Identify all lines of the data containing the string "JSON" and copy them.

:: ENTRIES PROVIDED ::

════

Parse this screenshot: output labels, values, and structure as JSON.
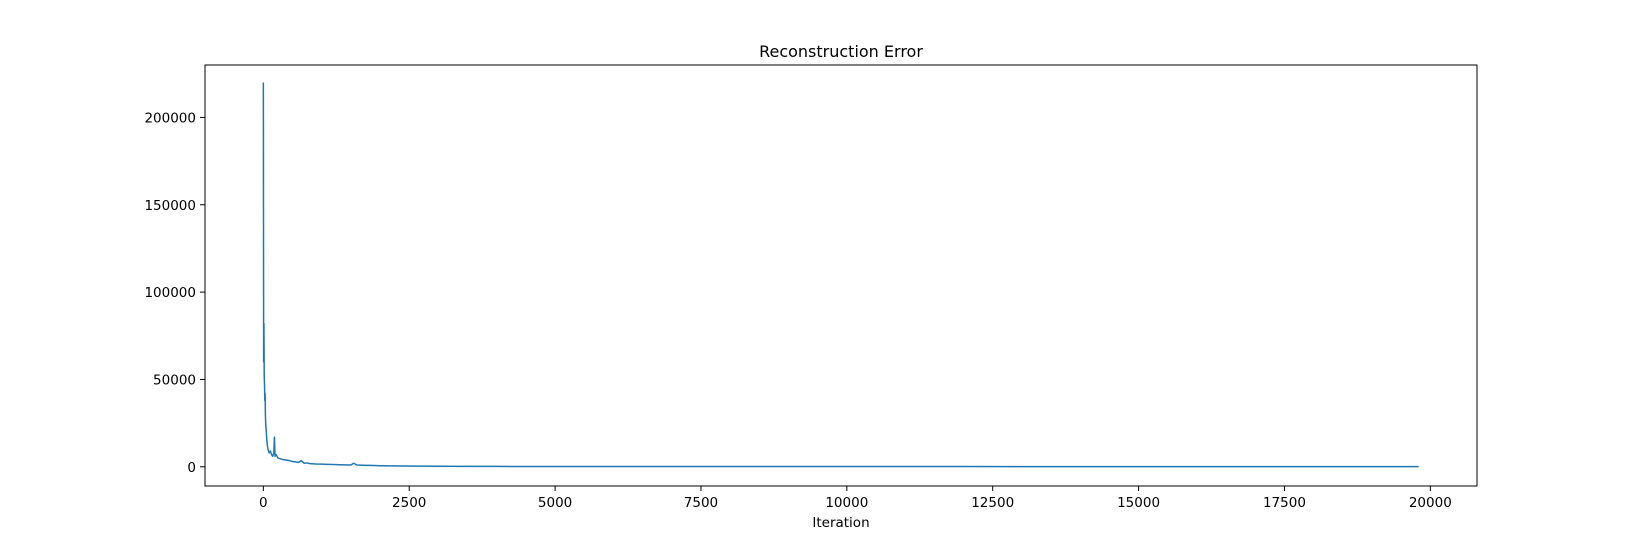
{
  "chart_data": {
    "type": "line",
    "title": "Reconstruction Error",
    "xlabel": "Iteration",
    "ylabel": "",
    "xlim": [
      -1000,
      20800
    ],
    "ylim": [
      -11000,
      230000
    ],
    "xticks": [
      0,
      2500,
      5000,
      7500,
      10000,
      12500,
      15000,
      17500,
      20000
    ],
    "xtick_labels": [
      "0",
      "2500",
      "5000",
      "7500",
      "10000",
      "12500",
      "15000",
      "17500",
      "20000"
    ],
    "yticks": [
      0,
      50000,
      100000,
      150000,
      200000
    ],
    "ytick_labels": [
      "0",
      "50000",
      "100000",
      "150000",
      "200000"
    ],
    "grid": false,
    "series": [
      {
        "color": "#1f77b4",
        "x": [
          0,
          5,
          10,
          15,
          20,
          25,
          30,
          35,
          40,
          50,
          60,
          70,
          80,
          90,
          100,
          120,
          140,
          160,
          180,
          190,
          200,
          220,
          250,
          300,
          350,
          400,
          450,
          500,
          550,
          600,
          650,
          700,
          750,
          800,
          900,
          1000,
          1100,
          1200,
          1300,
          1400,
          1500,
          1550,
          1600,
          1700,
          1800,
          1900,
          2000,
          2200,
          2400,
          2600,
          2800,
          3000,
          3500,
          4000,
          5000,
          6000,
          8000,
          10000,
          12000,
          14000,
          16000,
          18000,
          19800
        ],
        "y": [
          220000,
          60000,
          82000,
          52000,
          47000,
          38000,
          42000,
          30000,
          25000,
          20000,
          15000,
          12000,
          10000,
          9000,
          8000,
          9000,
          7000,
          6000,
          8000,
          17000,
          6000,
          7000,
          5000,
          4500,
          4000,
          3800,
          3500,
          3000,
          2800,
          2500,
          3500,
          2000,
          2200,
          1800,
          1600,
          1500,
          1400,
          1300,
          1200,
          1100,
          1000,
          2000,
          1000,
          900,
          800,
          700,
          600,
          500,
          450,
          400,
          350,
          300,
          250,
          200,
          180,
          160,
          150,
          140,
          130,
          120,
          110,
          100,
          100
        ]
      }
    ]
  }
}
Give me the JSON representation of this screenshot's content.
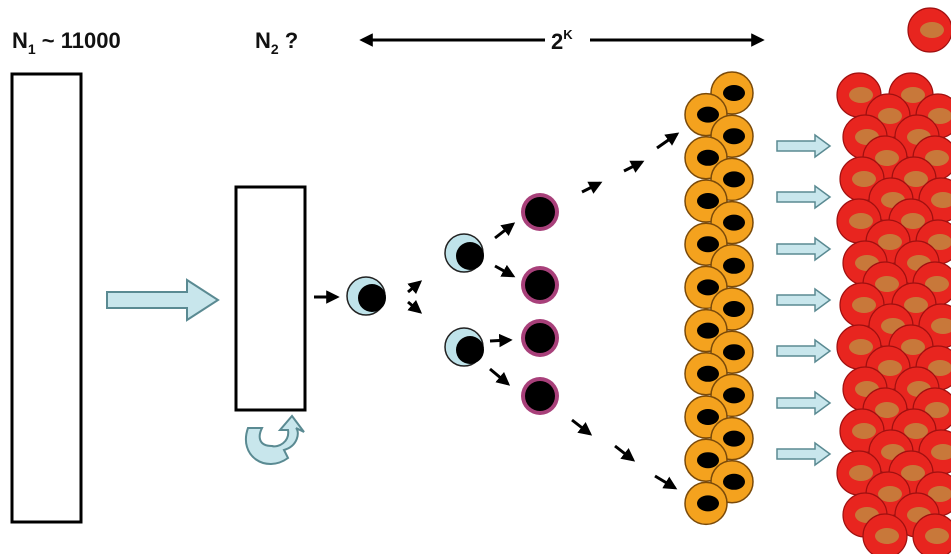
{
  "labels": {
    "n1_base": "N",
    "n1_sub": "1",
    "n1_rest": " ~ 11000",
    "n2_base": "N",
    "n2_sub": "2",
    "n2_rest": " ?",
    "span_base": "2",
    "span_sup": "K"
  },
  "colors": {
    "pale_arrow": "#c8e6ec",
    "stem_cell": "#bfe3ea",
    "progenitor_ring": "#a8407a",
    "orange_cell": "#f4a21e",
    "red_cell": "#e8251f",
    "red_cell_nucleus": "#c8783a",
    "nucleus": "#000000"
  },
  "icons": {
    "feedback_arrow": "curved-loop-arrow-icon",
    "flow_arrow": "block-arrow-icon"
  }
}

════

:: FINAL RESULT ::
Parse this screenshot: output labels, values, and structure as JSON.
Give me the JSON representation of this screenshot's content.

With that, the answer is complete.